Determine the number of lines that have the string "text" in them, and give only that number.
start DATA SUPPLIED
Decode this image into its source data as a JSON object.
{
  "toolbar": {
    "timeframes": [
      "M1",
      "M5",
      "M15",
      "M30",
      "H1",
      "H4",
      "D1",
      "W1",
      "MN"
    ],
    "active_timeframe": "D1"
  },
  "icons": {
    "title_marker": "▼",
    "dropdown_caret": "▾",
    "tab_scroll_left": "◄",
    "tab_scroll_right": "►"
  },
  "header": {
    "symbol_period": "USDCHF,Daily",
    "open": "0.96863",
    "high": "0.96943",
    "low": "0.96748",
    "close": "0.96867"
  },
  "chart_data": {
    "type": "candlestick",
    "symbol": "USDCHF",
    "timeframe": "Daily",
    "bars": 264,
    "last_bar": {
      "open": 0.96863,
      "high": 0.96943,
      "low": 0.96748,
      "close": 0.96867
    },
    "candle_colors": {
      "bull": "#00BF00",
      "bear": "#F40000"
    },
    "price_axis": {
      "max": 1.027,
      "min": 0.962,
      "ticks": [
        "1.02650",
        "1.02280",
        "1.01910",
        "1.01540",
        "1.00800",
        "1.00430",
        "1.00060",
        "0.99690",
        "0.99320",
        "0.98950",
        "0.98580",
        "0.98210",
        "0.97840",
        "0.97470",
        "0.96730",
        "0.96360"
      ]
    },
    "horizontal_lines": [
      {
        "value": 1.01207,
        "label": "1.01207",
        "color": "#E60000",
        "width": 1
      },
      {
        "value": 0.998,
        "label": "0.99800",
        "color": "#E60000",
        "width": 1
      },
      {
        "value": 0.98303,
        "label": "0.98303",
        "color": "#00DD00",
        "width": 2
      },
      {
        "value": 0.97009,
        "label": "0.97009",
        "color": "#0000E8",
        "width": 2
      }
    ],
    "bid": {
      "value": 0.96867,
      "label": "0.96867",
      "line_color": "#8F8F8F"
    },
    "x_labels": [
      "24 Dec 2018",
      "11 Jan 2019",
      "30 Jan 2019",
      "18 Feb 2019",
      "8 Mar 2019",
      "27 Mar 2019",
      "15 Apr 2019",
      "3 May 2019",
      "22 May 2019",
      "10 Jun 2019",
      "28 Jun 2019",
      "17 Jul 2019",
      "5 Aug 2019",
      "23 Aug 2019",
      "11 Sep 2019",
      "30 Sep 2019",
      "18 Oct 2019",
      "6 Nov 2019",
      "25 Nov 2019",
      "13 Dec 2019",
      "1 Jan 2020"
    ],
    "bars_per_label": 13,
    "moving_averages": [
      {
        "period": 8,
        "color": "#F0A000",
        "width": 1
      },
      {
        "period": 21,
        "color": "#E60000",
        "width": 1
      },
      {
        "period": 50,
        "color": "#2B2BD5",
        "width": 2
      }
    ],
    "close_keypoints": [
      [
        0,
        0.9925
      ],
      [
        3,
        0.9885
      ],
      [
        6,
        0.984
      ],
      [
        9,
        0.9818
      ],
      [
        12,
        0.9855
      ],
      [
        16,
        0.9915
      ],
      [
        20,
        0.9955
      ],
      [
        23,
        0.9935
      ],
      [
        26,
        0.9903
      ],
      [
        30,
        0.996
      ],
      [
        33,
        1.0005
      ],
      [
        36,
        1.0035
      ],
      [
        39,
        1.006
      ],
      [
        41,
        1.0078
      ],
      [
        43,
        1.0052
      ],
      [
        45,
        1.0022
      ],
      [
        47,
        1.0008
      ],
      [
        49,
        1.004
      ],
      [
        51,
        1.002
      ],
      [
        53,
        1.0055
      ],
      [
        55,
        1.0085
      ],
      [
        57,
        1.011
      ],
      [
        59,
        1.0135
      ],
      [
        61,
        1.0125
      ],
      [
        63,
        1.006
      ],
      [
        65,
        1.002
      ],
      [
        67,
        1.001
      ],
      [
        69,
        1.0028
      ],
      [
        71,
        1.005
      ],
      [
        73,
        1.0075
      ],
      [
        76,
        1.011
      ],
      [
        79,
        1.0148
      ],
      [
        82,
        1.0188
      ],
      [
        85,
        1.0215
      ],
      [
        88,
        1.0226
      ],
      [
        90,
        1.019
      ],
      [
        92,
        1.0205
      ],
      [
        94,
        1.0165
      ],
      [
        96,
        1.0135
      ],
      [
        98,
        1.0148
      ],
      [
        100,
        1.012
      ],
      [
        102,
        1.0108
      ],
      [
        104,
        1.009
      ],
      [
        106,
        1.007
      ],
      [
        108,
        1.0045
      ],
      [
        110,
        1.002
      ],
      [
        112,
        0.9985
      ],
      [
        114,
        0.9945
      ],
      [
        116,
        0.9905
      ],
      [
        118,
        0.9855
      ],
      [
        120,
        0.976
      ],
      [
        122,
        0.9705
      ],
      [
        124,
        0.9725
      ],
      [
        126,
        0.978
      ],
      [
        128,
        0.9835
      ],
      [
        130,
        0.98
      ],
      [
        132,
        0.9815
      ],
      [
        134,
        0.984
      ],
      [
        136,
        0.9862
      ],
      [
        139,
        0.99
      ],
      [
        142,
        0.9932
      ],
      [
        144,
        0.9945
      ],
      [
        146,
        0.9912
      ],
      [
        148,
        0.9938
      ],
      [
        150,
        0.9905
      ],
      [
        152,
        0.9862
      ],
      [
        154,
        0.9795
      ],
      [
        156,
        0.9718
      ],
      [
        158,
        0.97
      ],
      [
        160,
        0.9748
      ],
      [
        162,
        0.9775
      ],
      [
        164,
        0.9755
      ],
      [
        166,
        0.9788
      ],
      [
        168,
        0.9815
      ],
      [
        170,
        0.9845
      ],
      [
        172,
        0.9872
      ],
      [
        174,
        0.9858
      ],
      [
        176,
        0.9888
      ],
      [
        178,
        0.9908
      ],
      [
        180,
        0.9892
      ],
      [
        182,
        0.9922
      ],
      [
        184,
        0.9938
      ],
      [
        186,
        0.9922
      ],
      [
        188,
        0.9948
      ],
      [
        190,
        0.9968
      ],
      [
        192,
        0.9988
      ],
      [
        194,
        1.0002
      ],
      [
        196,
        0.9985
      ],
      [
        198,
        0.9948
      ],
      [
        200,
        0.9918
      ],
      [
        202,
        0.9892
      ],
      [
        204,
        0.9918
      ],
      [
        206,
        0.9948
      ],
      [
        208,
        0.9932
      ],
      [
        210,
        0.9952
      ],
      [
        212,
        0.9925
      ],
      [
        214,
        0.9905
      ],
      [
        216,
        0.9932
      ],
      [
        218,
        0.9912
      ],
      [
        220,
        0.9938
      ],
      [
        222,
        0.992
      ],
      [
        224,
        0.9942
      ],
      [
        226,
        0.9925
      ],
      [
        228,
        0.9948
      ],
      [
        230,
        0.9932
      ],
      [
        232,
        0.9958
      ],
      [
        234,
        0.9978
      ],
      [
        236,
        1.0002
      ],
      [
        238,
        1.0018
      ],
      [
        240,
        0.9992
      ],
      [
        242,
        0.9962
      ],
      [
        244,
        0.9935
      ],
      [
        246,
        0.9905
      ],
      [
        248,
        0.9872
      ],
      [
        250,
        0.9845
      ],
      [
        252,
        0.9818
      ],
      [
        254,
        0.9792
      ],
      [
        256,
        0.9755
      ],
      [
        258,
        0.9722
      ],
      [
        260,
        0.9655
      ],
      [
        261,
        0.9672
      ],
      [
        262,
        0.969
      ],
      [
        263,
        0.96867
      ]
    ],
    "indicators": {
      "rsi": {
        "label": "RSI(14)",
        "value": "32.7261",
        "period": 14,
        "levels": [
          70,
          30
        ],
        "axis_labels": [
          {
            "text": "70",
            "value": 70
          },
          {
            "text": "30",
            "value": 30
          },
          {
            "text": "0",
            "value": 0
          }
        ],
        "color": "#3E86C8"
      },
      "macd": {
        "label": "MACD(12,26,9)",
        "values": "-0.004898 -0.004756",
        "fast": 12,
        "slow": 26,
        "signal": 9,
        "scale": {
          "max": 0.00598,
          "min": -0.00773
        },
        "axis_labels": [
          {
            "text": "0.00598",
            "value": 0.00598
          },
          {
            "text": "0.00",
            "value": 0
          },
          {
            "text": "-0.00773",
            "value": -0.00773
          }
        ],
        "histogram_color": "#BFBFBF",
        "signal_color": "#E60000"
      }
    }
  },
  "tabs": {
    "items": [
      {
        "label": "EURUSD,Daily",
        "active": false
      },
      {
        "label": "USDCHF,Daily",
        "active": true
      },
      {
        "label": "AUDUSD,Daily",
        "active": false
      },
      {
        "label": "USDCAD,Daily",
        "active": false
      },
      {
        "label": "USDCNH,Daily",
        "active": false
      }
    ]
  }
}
end DATA SUPPLIED
● **FULL OUTPUT**
6